Pick out all lines of the entries that include the word "team" and copy them.

- Data entries
= = = = = = =

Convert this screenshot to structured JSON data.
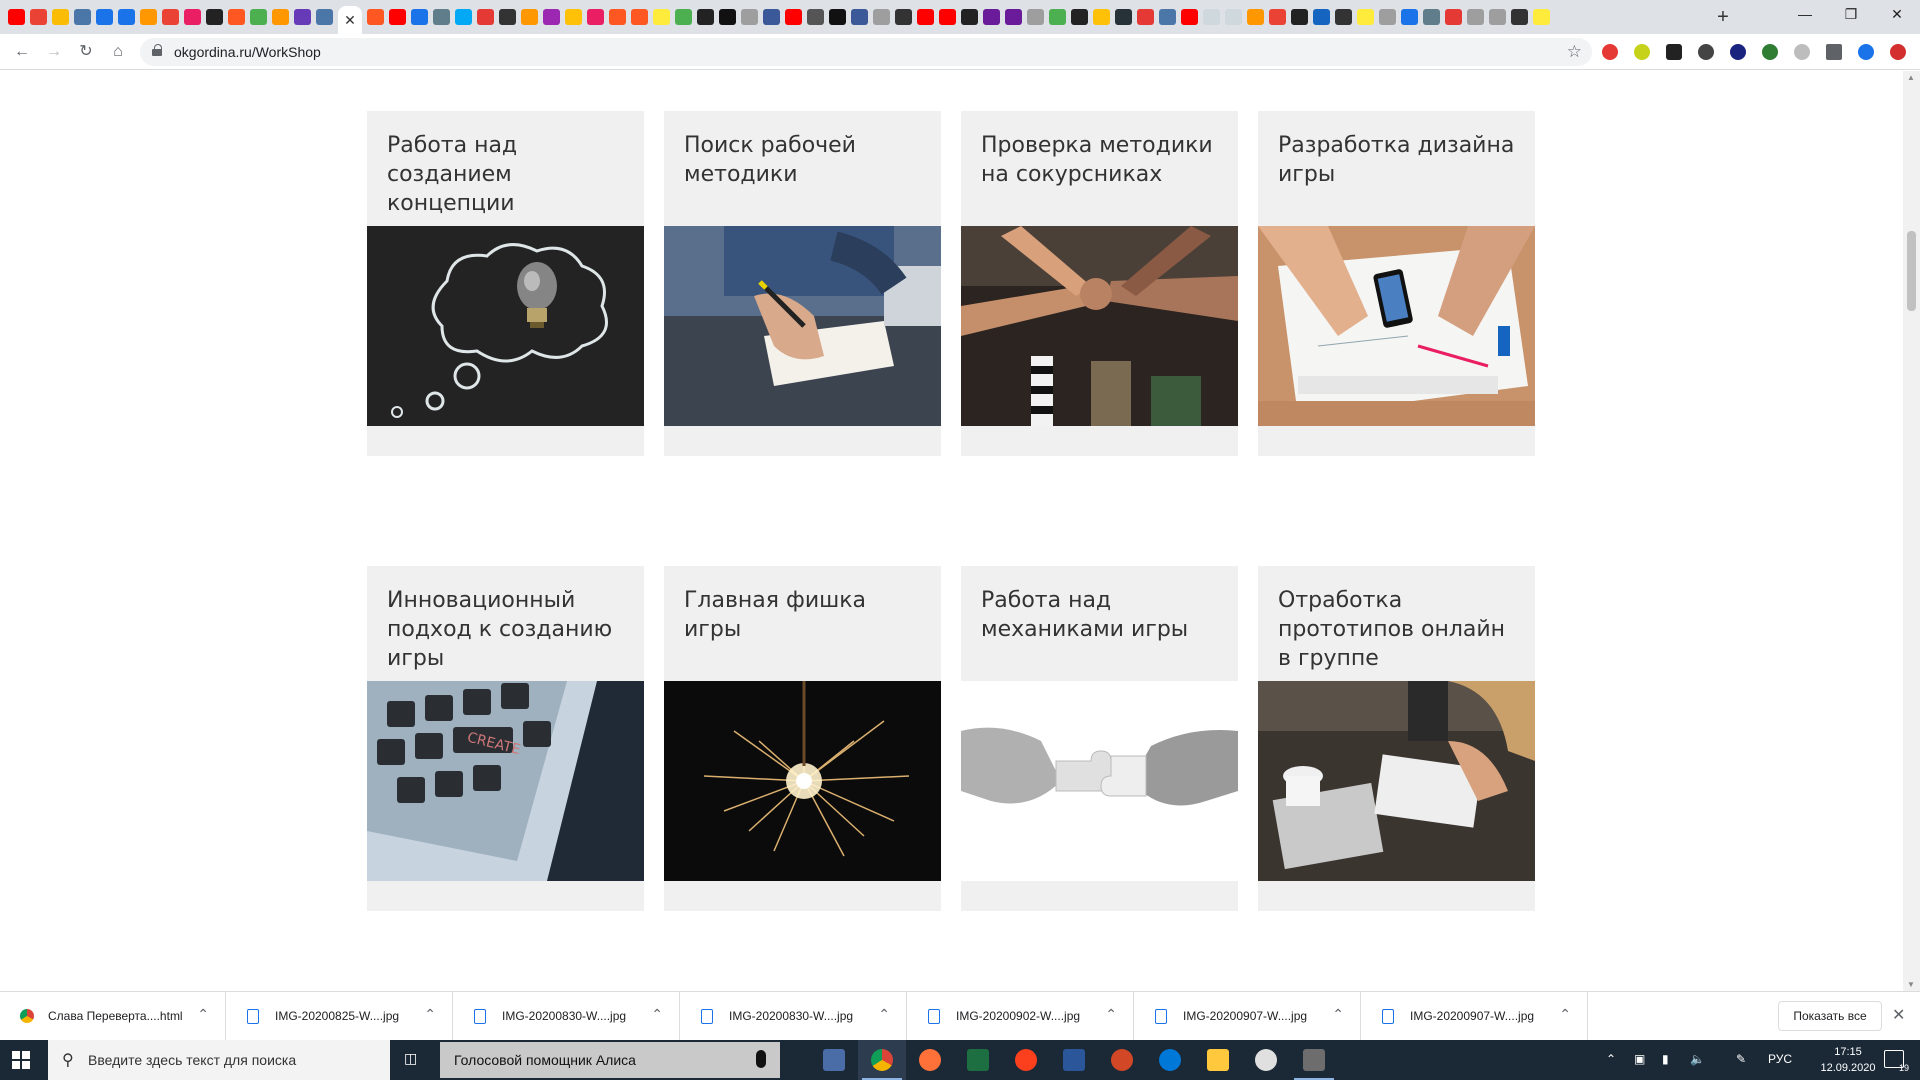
{
  "browser": {
    "address": "okgordina.ru/WorkShop",
    "new_tab": "+",
    "close_tab": "✕",
    "controls": {
      "minimize": "—",
      "restore": "❐",
      "close": "✕"
    }
  },
  "cards": [
    {
      "title": "Работа над созданием концепции",
      "image": "lightbulb-chalkboard"
    },
    {
      "title": "Поиск рабочей методики",
      "image": "hand-writing-notebook"
    },
    {
      "title": "Проверка методики на сокурсниках",
      "image": "team-fist-bump"
    },
    {
      "title": "Разработка дизайна игры",
      "image": "design-desk-phone"
    },
    {
      "title": "Инновационный подход к созданию игры",
      "image": "keyboard-create-key"
    },
    {
      "title": "Главная фишка игры",
      "image": "sparkler"
    },
    {
      "title": "Работа над механиками игры",
      "image": "puzzle-pieces-hands"
    },
    {
      "title": "Отработка прототипов онлайн в группе",
      "image": "team-laptop-coffee"
    }
  ],
  "downloads": {
    "items": [
      {
        "name": "Слава Переверта....html",
        "type": "chrome"
      },
      {
        "name": "IMG-20200825-W....jpg",
        "type": "file"
      },
      {
        "name": "IMG-20200830-W....jpg",
        "type": "file"
      },
      {
        "name": "IMG-20200830-W....jpg",
        "type": "file"
      },
      {
        "name": "IMG-20200902-W....jpg",
        "type": "file"
      },
      {
        "name": "IMG-20200907-W....jpg",
        "type": "file"
      },
      {
        "name": "IMG-20200907-W....jpg",
        "type": "file"
      }
    ],
    "show_all": "Показать все"
  },
  "taskbar": {
    "search_placeholder": "Введите здесь текст для поиска",
    "alice": "Голосовой помощник Алиса",
    "apps": [
      "calculator",
      "chrome",
      "firefox",
      "excel",
      "yandex-browser",
      "word",
      "powerpoint",
      "edge",
      "file-explorer",
      "settings",
      "video-editor"
    ],
    "lang": "РУС",
    "time": "17:15",
    "date": "12.09.2020",
    "notifications": "19"
  },
  "colors": {
    "card_bg": "#f0f0f0",
    "title_text": "#333333",
    "taskbar": "#1b2836",
    "accent": "#1a73e8"
  }
}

= = = = = = =

- Finished task
      "image": "team-fist-bump"
      "image": "team-laptop-coffee"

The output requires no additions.